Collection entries
--------------------------------

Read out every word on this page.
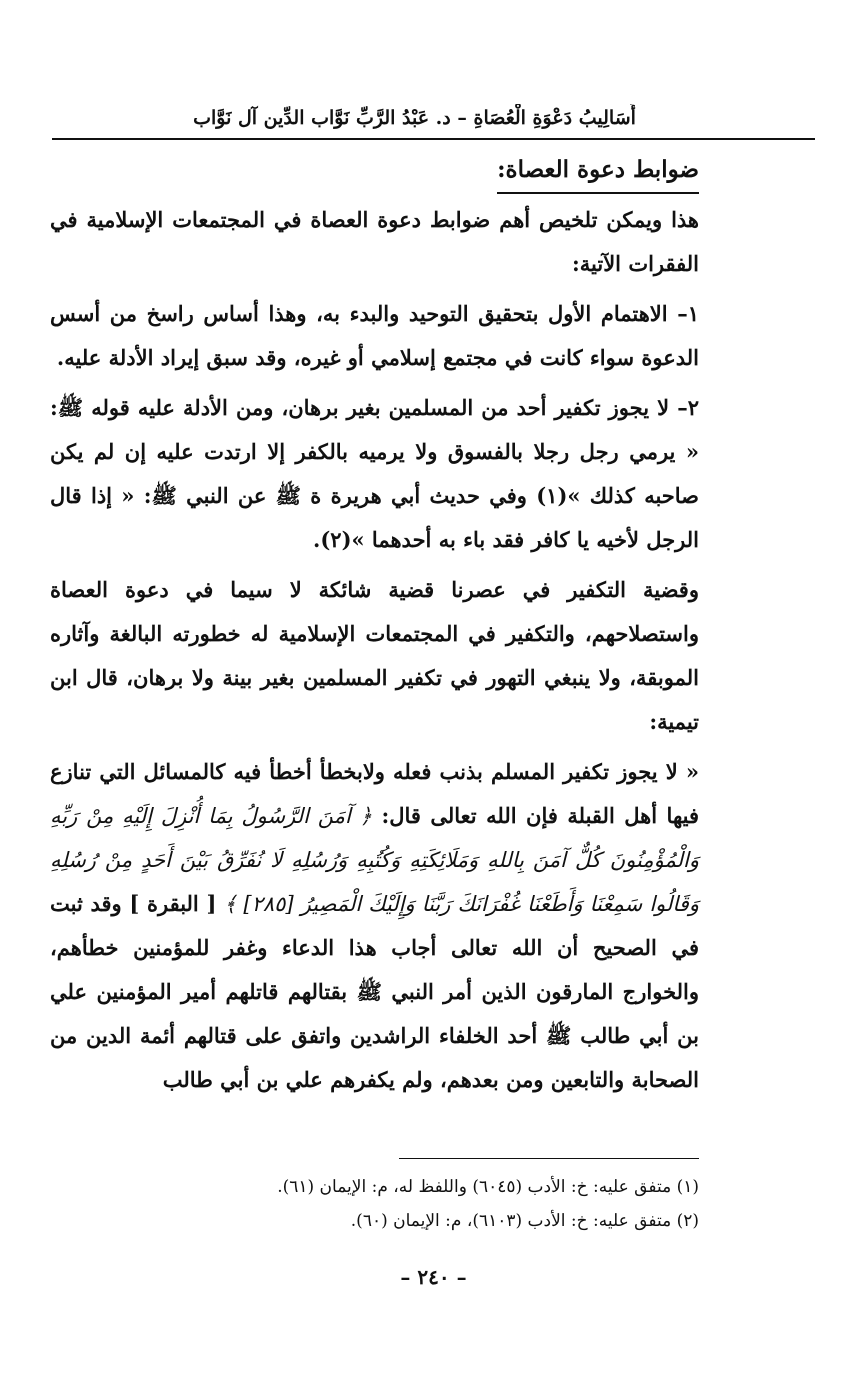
أَسَالِيبُ دَعْوَةِ الْعُصَاةِ – د. عَبْدُ الرَّبِّ نَوَّاب الدِّين آل نَوَّاب
ضوابط دعوة العصاة:

هذا ويمكن تلخيص أهم ضوابط دعوة العصاة في المجتمعات الإسلامية في الفقرات الآتية:

١– الاهتمام الأول بتحقيق التوحيد والبدء به، وهذا أساس راسخ من أسس الدعوة سواء كانت في مجتمع إسلامي أو غيره، وقد سبق إيراد الأدلة عليه.

٢– لا يجوز تكفير أحد من المسلمين بغير برهان، ومن الأدلة عليه قوله ﷺ: « يرمي رجل رجلا بالفسوق ولا يرميه بالكفر إلا ارتدت عليه إن لم يكن صاحبه كذلك »(١) وفي حديث أبي هريرة ة ﷺ عن النبي ﷺ: « إذا قال الرجل لأخيه يا كافر فقد باء به أحدهما »(٢).

وقضية التكفير في عصرنا قضية شائكة لا سيما في دعوة العصاة واستصلاحهم، والتكفير في المجتمعات الإسلامية له خطورته البالغة وآثاره الموبقة، ولا ينبغي التهور في تكفير المسلمين بغير بينة ولا برهان، قال ابن تيمية:

« لا يجوز تكفير المسلم بذنب فعله ولابخطأ أخطأ فيه كالمسائل التي تنازع فيها أهل القبلة فإن الله تعالى قال: ﴿ آمَنَ الرَّسُولُ بِمَا أُنْزِلَ إِلَيْهِ مِنْ رَبِّهِ وَالْمُؤْمِنُونَ كُلٌّ آمَنَ بِاللهِ وَمَلَائِكَتِهِ وَكُتُبِهِ وَرُسُلِهِ لَا نُفَرِّقُ بَيْنَ أَحَدٍ مِنْ رُسُلِهِ وَقَالُوا سَمِعْنَا وَأَطَعْنَا غُفْرَانَكَ رَبَّنَا وَإِلَيْكَ الْمَصِيرُ [٢٨٥] ﴾ [ البقرة ] وقد ثبت في الصحيح أن الله تعالى أجاب هذا الدعاء وغفر للمؤمنين خطأهم، والخوارج المارقون الذين أمر النبي ﷺ بقتالهم قاتلهم أمير المؤمنين علي بن أبي طالب ﷺ أحد الخلفاء الراشدين واتفق على قتالهم أئمة الدين من الصحابة والتابعين ومن بعدهم، ولم يكفرهم علي بن أبي طالب

(١) متفق عليه: خ: الأدب (٦٠٤٥) واللفظ له، م: الإيمان (٦١).
(٢) متفق عليه: خ: الأدب (٦١٠٣)، م: الإيمان (٦٠).
– ٢٤٠ –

--------------------------------

Copy the material above in full and exactly, skipping pictures.

Read out every word on this page.
أَسَالِيبُ دَعْوَةِ الْعُصَاةِ – د. عَبْدُ الرَّبِّ نَوَّاب الدِّين آل نَوَّاب
ضوابط دعوة العصاة:

هذا ويمكن تلخيص أهم ضوابط دعوة العصاة في المجتمعات الإسلامية في الفقرات الآتية:

١– الاهتمام الأول بتحقيق التوحيد والبدء به، وهذا أساس راسخ من أسس الدعوة سواء كانت في مجتمع إسلامي أو غيره، وقد سبق إيراد الأدلة عليه.

٢– لا يجوز تكفير أحد من المسلمين بغير برهان، ومن الأدلة عليه قوله ﷺ: « يرمي رجل رجلا بالفسوق ولا يرميه بالكفر إلا ارتدت عليه إن لم يكن صاحبه كذلك »(١) وفي حديث أبي هريرة ة ﷺ عن النبي ﷺ: « إذا قال الرجل لأخيه يا كافر فقد باء به أحدهما »(٢).

وقضية التكفير في عصرنا قضية شائكة لا سيما في دعوة العصاة واستصلاحهم، والتكفير في المجتمعات الإسلامية له خطورته البالغة وآثاره الموبقة، ولا ينبغي التهور في تكفير المسلمين بغير بينة ولا برهان، قال ابن تيمية:

« لا يجوز تكفير المسلم بذنب فعله ولابخطأ أخطأ فيه كالمسائل التي تنازع فيها أهل القبلة فإن الله تعالى قال: ﴿ آمَنَ الرَّسُولُ بِمَا أُنْزِلَ إِلَيْهِ مِنْ رَبِّهِ وَالْمُؤْمِنُونَ كُلٌّ آمَنَ بِاللهِ وَمَلَائِكَتِهِ وَكُتُبِهِ وَرُسُلِهِ لَا نُفَرِّقُ بَيْنَ أَحَدٍ مِنْ رُسُلِهِ وَقَالُوا سَمِعْنَا وَأَطَعْنَا غُفْرَانَكَ رَبَّنَا وَإِلَيْكَ الْمَصِيرُ [٢٨٥] ﴾ [ البقرة ] وقد ثبت في الصحيح أن الله تعالى أجاب هذا الدعاء وغفر للمؤمنين خطأهم، والخوارج المارقون الذين أمر النبي ﷺ بقتالهم قاتلهم أمير المؤمنين علي بن أبي طالب ﷺ أحد الخلفاء الراشدين واتفق على قتالهم أئمة الدين من الصحابة والتابعين ومن بعدهم، ولم يكفرهم علي بن أبي طالب

(١) متفق عليه: خ: الأدب (٦٠٤٥) واللفظ له، م: الإيمان (٦١).
(٢) متفق عليه: خ: الأدب (٦١٠٣)، م: الإيمان (٦٠).
– ٢٤٠ –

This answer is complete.